Search the records for the word "convenio" and report each line that has it.
Start of Extracted data
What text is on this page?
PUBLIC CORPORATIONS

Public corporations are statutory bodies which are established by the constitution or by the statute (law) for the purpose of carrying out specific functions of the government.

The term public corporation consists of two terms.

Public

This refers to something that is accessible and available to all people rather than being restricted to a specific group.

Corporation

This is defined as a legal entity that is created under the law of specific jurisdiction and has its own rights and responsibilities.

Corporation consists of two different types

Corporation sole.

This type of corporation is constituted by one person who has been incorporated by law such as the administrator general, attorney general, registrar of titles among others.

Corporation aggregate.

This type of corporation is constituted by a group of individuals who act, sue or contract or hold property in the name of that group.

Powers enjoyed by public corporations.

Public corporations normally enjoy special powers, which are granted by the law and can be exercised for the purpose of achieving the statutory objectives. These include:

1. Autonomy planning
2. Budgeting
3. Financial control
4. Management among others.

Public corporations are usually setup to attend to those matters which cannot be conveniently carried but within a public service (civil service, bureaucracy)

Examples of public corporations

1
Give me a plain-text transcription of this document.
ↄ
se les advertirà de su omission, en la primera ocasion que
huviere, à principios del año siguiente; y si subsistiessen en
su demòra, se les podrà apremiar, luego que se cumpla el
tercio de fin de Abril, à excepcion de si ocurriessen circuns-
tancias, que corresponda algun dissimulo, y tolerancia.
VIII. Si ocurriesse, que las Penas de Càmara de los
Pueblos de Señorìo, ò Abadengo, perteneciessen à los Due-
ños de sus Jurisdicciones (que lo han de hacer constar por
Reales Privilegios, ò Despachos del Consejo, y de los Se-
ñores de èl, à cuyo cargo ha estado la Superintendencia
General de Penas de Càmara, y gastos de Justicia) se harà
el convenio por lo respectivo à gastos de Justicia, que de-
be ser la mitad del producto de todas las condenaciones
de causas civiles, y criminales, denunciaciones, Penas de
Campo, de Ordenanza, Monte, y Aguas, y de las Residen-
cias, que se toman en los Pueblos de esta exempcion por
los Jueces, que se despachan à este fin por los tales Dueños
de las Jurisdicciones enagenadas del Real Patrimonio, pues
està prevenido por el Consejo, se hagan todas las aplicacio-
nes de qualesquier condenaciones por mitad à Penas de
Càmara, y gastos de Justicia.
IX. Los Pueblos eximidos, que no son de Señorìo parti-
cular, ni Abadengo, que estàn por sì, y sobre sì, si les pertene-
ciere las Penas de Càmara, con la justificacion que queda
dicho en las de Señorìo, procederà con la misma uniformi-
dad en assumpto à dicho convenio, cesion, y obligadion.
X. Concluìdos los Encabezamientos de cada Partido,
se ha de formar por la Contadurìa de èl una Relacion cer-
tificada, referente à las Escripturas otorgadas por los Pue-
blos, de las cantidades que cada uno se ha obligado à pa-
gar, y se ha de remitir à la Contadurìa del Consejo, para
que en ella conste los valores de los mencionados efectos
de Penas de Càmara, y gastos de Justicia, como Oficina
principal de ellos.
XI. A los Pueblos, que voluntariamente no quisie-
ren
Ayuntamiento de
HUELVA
End of Extracted data
Task answer
el convenio por lo respectivo à gastos de Justicia, que de-
dad en assumpto à dicho convenio, cesion, y obligadion.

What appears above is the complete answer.